:: Brief ::
Extract every line from the records below that contains the word "title".

--- START Material to process ---

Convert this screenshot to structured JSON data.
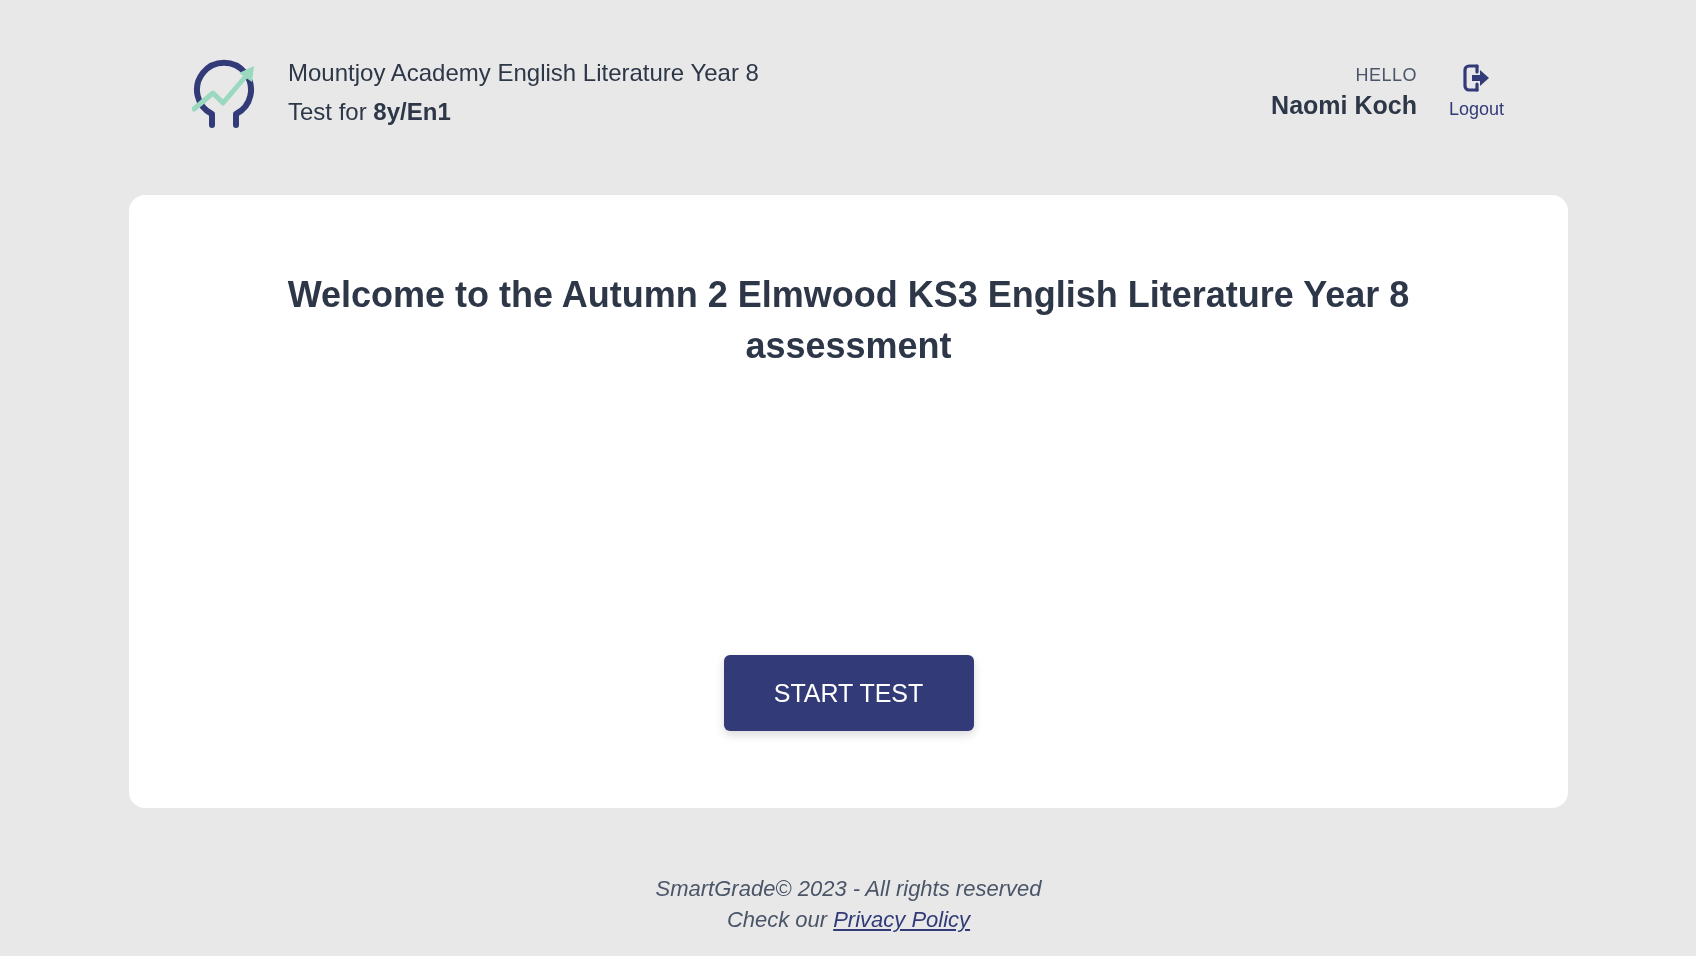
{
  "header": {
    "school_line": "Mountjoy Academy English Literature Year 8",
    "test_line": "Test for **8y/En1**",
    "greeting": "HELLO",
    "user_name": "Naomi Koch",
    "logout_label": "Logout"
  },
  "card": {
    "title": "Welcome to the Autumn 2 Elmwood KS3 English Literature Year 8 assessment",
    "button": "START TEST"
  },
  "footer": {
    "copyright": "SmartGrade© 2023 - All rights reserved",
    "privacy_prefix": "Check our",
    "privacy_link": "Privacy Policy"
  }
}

--- END Material to process ---
--- START Material to process ---

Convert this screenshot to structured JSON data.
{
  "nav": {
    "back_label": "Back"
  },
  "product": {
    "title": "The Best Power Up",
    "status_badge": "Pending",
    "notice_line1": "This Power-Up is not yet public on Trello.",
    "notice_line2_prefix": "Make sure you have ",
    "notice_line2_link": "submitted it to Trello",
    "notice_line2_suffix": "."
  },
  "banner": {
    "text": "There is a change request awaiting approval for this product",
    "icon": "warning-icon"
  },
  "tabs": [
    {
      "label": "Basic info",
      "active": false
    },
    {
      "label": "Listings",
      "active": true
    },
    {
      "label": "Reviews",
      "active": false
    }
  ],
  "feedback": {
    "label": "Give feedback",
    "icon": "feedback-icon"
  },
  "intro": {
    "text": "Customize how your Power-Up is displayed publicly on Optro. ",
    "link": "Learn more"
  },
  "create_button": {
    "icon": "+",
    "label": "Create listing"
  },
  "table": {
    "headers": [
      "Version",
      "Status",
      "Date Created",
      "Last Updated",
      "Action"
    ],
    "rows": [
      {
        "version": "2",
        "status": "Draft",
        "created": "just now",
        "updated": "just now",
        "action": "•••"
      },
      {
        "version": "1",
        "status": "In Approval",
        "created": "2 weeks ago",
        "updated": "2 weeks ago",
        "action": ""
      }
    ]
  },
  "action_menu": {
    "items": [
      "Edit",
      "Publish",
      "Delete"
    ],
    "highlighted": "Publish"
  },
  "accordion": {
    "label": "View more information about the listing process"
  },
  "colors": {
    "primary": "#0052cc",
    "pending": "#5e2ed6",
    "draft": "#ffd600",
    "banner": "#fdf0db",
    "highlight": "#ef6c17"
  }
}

--- END Material to process ---

:: Full answer ::
    "title": "Welcome to the Autumn 2 Elmwood KS3 English Literature Year 8 assessment",
    "title": "The Best Power Up",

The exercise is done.